--- Given entries ---
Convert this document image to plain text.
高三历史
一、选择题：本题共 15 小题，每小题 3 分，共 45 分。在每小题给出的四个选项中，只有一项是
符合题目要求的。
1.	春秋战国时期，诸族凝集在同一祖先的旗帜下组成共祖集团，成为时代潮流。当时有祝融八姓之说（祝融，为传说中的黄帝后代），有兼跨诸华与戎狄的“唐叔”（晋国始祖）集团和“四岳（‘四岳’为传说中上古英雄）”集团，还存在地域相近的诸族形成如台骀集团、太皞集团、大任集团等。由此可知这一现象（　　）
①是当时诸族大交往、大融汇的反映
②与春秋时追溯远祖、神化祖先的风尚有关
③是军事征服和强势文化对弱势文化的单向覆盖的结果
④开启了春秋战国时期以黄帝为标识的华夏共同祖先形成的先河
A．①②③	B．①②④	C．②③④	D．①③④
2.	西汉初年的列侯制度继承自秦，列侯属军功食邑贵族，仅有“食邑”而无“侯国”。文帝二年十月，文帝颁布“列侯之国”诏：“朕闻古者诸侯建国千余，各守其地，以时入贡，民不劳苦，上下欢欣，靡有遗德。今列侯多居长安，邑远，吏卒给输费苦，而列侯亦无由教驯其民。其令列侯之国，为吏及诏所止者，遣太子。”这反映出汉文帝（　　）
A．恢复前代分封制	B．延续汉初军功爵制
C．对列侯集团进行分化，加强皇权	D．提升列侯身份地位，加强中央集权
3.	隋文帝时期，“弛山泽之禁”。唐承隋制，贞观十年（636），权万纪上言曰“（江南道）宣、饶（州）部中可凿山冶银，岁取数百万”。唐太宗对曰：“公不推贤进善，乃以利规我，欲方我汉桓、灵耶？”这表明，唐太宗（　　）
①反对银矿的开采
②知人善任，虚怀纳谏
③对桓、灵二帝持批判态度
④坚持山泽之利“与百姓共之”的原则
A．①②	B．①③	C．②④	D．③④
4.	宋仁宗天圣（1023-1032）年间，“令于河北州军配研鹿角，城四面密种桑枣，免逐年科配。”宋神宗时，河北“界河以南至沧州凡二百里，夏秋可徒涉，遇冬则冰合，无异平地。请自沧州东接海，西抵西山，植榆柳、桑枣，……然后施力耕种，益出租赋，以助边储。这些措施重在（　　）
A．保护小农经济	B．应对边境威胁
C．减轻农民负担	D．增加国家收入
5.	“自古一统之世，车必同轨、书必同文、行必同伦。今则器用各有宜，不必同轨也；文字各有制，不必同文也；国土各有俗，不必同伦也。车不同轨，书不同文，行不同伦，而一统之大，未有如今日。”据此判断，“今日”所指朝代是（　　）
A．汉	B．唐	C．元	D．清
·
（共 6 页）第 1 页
---
--- Given entries ---
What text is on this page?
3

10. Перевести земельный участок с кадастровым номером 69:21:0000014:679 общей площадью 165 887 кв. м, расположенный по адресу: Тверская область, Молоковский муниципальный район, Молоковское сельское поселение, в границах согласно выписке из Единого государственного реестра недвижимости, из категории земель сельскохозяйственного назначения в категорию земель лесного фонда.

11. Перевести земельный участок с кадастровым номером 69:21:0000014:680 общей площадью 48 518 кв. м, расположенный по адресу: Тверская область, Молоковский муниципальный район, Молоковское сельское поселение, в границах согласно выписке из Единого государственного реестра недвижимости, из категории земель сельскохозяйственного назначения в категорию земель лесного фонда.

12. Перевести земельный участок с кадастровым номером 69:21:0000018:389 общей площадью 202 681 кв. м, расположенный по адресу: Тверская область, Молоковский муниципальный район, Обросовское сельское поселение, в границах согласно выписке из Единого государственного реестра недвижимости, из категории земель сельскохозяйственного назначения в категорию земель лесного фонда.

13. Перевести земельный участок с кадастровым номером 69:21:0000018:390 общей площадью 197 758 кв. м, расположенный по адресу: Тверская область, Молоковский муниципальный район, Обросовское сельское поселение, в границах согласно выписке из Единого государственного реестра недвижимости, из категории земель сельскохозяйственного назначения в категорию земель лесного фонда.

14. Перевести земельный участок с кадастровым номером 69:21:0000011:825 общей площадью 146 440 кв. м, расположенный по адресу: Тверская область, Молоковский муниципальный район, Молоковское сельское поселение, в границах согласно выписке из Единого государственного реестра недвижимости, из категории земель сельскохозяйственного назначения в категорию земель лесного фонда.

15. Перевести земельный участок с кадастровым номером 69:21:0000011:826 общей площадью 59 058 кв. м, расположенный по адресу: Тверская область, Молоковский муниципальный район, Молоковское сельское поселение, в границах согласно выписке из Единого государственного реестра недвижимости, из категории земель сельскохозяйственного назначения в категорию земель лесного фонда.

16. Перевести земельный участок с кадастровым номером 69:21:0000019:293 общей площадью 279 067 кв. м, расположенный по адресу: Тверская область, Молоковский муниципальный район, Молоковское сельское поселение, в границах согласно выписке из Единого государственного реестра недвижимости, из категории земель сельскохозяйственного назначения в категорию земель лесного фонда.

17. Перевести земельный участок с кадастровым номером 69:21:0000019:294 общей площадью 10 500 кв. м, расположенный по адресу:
---
The word "this" may occur in lines of the records. Report how many such lines there are, giving only the number.

2